··· Supplied material ···

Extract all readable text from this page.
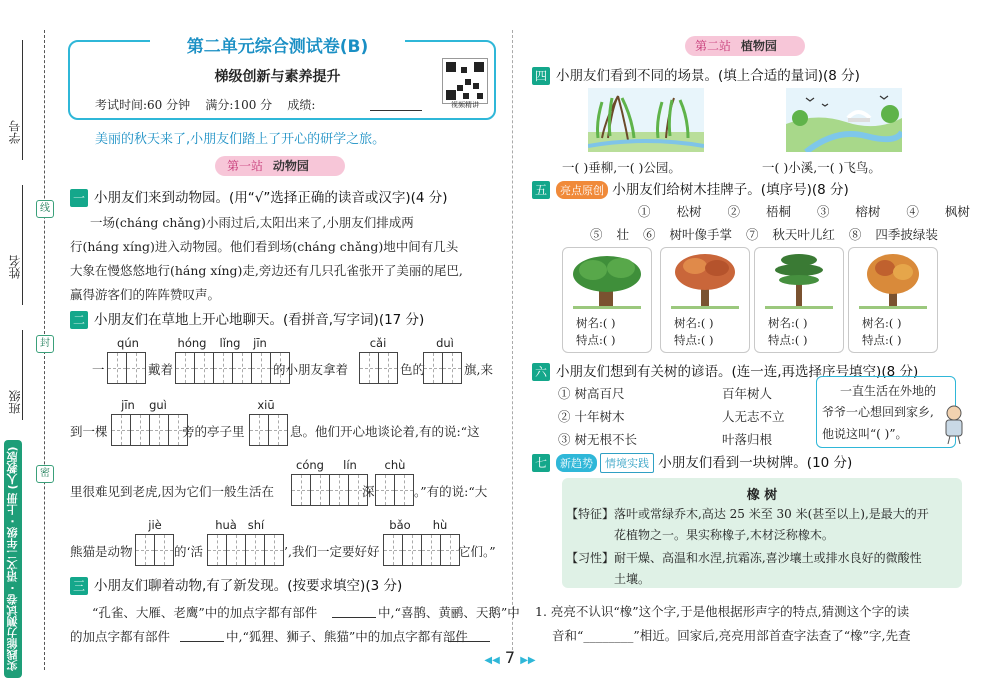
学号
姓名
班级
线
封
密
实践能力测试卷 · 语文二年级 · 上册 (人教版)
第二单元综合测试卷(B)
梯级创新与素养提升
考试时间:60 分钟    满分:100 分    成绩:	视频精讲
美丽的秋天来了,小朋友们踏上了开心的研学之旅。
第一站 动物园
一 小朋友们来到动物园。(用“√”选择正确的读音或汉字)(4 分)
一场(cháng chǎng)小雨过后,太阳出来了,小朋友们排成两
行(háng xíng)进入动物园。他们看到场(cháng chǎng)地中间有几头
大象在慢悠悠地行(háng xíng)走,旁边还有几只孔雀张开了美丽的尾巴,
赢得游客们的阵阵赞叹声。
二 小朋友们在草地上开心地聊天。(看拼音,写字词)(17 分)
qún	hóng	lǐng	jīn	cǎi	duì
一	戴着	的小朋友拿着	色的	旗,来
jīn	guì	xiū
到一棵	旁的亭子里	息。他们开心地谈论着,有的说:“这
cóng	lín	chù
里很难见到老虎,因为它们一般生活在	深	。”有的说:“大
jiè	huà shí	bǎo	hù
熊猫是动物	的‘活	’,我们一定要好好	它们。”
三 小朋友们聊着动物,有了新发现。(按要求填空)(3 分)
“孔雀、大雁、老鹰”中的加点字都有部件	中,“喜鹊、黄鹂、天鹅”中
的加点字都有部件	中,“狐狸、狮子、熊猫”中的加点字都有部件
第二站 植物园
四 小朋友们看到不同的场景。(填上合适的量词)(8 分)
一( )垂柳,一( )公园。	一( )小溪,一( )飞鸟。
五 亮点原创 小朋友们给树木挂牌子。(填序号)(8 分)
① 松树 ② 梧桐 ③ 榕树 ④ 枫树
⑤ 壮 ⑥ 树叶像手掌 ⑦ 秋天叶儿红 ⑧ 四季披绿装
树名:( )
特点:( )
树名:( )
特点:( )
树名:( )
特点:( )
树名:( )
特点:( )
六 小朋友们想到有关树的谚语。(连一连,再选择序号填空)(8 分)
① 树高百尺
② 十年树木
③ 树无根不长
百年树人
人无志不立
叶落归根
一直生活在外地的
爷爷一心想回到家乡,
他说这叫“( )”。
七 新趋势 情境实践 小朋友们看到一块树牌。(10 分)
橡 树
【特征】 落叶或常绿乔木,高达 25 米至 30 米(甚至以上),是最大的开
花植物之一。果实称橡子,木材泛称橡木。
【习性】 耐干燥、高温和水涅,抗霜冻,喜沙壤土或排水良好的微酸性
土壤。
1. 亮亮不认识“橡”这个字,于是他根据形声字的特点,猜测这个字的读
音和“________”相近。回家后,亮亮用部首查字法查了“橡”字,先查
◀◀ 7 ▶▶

···

▸ Set task: Count every line in the preceding entries where the string "cháng" appears, then state only the total.

▸ Written reply: 2